• Given problem:
For the listing below, give the count of lines containing the string "JSON" and nothing else.

• Working data:
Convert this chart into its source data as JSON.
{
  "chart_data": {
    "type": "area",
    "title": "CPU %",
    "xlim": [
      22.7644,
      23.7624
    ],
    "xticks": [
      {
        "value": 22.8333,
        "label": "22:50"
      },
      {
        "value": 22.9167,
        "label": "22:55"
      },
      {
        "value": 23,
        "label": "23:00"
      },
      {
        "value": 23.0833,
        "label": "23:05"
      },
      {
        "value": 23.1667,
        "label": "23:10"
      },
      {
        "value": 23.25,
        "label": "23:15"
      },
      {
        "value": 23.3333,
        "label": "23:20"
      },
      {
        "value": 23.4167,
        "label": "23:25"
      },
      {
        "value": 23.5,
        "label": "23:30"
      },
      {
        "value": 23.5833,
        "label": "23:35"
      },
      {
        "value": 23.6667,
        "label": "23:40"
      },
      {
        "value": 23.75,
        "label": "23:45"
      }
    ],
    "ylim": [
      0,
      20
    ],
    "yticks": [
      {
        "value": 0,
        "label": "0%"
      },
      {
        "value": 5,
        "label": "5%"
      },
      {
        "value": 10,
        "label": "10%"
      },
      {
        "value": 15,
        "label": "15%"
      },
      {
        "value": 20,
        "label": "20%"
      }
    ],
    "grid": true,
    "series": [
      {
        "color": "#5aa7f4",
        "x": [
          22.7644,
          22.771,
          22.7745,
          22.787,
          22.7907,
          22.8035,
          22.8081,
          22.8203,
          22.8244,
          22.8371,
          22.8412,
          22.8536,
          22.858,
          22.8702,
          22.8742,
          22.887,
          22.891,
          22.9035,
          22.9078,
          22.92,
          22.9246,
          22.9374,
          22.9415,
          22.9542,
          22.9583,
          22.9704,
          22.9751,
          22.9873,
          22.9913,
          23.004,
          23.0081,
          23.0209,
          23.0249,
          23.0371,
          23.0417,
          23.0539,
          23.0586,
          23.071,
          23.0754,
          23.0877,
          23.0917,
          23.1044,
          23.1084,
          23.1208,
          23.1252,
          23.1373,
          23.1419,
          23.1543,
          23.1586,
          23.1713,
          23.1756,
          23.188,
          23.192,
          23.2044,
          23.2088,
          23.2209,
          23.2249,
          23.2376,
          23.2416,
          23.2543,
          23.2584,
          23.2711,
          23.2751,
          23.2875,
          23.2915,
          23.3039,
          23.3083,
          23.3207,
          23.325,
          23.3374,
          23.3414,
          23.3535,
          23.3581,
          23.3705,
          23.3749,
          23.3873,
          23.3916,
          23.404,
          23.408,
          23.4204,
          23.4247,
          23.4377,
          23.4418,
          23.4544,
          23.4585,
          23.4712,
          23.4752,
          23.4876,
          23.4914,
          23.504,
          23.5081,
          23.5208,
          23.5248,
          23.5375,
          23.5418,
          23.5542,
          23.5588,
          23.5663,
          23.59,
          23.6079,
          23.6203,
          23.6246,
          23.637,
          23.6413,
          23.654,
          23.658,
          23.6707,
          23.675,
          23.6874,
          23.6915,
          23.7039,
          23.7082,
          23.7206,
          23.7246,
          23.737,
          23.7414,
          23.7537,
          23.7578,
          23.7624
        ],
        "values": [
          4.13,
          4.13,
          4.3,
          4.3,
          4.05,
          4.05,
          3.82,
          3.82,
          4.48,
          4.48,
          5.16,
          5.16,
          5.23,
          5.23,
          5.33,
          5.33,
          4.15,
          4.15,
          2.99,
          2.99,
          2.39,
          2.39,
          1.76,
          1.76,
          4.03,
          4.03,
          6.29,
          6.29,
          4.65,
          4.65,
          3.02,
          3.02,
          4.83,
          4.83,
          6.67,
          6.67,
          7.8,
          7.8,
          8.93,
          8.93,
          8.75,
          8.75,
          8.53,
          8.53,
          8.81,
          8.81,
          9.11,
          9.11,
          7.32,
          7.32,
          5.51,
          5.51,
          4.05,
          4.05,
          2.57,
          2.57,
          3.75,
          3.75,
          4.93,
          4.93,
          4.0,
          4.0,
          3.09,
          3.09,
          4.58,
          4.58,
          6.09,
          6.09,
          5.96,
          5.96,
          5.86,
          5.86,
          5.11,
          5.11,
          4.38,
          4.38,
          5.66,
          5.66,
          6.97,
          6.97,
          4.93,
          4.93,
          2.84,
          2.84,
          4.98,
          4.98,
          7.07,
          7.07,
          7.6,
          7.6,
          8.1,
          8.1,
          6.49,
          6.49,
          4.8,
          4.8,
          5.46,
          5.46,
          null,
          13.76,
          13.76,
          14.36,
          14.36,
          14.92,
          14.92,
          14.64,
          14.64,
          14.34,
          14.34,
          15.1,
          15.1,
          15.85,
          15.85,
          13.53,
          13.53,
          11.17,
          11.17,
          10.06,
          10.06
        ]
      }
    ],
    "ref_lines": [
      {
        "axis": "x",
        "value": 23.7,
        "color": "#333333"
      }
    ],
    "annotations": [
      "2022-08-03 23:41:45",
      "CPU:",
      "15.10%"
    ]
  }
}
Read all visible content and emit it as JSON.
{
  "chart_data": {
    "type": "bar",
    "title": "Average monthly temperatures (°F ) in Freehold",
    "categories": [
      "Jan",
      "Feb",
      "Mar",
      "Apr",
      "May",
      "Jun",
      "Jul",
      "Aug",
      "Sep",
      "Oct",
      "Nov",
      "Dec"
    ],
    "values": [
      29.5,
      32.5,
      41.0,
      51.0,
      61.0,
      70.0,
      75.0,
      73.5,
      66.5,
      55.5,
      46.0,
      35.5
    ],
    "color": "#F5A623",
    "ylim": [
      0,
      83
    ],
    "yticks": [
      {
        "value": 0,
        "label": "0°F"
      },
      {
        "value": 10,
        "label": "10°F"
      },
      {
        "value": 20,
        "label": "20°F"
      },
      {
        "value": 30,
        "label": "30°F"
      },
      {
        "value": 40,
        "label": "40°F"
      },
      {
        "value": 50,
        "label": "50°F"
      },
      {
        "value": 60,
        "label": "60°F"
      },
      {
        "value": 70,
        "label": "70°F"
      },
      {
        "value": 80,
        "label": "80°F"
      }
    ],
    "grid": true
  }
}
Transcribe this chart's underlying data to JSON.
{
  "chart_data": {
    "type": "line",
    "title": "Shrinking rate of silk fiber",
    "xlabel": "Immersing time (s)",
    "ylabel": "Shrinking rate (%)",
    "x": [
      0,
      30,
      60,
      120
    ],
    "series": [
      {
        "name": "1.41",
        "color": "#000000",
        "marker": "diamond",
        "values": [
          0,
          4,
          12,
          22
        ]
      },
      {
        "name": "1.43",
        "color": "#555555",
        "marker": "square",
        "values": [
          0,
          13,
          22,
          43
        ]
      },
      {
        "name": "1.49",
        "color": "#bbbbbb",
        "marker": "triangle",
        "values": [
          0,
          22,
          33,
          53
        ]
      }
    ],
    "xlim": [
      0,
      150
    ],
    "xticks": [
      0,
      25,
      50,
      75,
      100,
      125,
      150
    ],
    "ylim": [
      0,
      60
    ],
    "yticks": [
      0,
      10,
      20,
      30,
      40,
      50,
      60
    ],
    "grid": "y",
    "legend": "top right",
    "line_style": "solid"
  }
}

• The solution:
3